Dataset rows >>

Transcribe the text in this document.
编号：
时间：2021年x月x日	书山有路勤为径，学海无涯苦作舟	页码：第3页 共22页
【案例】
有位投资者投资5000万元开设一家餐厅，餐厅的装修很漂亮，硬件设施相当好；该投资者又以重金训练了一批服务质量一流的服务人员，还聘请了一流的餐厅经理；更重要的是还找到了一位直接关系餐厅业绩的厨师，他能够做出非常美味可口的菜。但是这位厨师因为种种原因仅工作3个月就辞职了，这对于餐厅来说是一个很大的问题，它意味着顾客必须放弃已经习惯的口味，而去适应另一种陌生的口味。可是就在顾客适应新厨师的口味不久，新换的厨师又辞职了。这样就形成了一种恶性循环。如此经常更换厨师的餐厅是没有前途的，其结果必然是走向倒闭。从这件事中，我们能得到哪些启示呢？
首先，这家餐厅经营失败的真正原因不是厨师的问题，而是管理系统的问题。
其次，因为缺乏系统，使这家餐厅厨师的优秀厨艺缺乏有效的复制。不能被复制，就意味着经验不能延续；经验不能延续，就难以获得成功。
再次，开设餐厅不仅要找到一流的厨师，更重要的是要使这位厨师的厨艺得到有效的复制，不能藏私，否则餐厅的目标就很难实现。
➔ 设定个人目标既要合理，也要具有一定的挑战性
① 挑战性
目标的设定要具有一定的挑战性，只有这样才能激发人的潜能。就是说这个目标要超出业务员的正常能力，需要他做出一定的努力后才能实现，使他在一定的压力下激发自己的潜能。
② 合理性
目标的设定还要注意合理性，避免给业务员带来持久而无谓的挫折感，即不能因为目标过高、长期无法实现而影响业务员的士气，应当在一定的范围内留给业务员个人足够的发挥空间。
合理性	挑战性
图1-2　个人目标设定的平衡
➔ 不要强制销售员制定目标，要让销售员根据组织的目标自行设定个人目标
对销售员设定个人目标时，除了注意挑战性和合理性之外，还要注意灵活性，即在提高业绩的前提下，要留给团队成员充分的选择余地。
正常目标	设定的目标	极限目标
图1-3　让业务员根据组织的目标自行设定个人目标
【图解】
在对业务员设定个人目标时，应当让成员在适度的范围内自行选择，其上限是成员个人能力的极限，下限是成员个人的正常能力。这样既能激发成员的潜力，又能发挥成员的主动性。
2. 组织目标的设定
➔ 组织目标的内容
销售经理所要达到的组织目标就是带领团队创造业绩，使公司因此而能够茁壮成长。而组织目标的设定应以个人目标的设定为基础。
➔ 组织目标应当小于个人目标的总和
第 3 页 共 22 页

Goal >>
Produce an exact copy of the whole listing.

Final result >>
Transcribe the text in this document.
编号：
时间：2021年x月x日	书山有路勤为径，学海无涯苦作舟	页码：第3页 共22页
【案例】
有位投资者投资5000万元开设一家餐厅，餐厅的装修很漂亮，硬件设施相当好；该投资者又以重金训练了一批服务质量一流的服务人员，还聘请了一流的餐厅经理；更重要的是还找到了一位直接关系餐厅业绩的厨师，他能够做出非常美味可口的菜。但是这位厨师因为种种原因仅工作3个月就辞职了，这对于餐厅来说是一个很大的问题，它意味着顾客必须放弃已经习惯的口味，而去适应另一种陌生的口味。可是就在顾客适应新厨师的口味不久，新换的厨师又辞职了。这样就形成了一种恶性循环。如此经常更换厨师的餐厅是没有前途的，其结果必然是走向倒闭。从这件事中，我们能得到哪些启示呢？
首先，这家餐厅经营失败的真正原因不是厨师的问题，而是管理系统的问题。
其次，因为缺乏系统，使这家餐厅厨师的优秀厨艺缺乏有效的复制。不能被复制，就意味着经验不能延续；经验不能延续，就难以获得成功。
再次，开设餐厅不仅要找到一流的厨师，更重要的是要使这位厨师的厨艺得到有效的复制，不能藏私，否则餐厅的目标就很难实现。
➔ 设定个人目标既要合理，也要具有一定的挑战性
① 挑战性
目标的设定要具有一定的挑战性，只有这样才能激发人的潜能。就是说这个目标要超出业务员的正常能力，需要他做出一定的努力后才能实现，使他在一定的压力下激发自己的潜能。
② 合理性
目标的设定还要注意合理性，避免给业务员带来持久而无谓的挫折感，即不能因为目标过高、长期无法实现而影响业务员的士气，应当在一定的范围内留给业务员个人足够的发挥空间。
合理性	挑战性
图1-2　个人目标设定的平衡
➔ 不要强制销售员制定目标，要让销售员根据组织的目标自行设定个人目标
对销售员设定个人目标时，除了注意挑战性和合理性之外，还要注意灵活性，即在提高业绩的前提下，要留给团队成员充分的选择余地。
正常目标	设定的目标	极限目标
图1-3　让业务员根据组织的目标自行设定个人目标
【图解】
在对业务员设定个人目标时，应当让成员在适度的范围内自行选择，其上限是成员个人能力的极限，下限是成员个人的正常能力。这样既能激发成员的潜力，又能发挥成员的主动性。
2. 组织目标的设定
➔ 组织目标的内容
销售经理所要达到的组织目标就是带领团队创造业绩，使公司因此而能够茁壮成长。而组织目标的设定应以个人目标的设定为基础。
➔ 组织目标应当小于个人目标的总和
第 3 页 共 22 页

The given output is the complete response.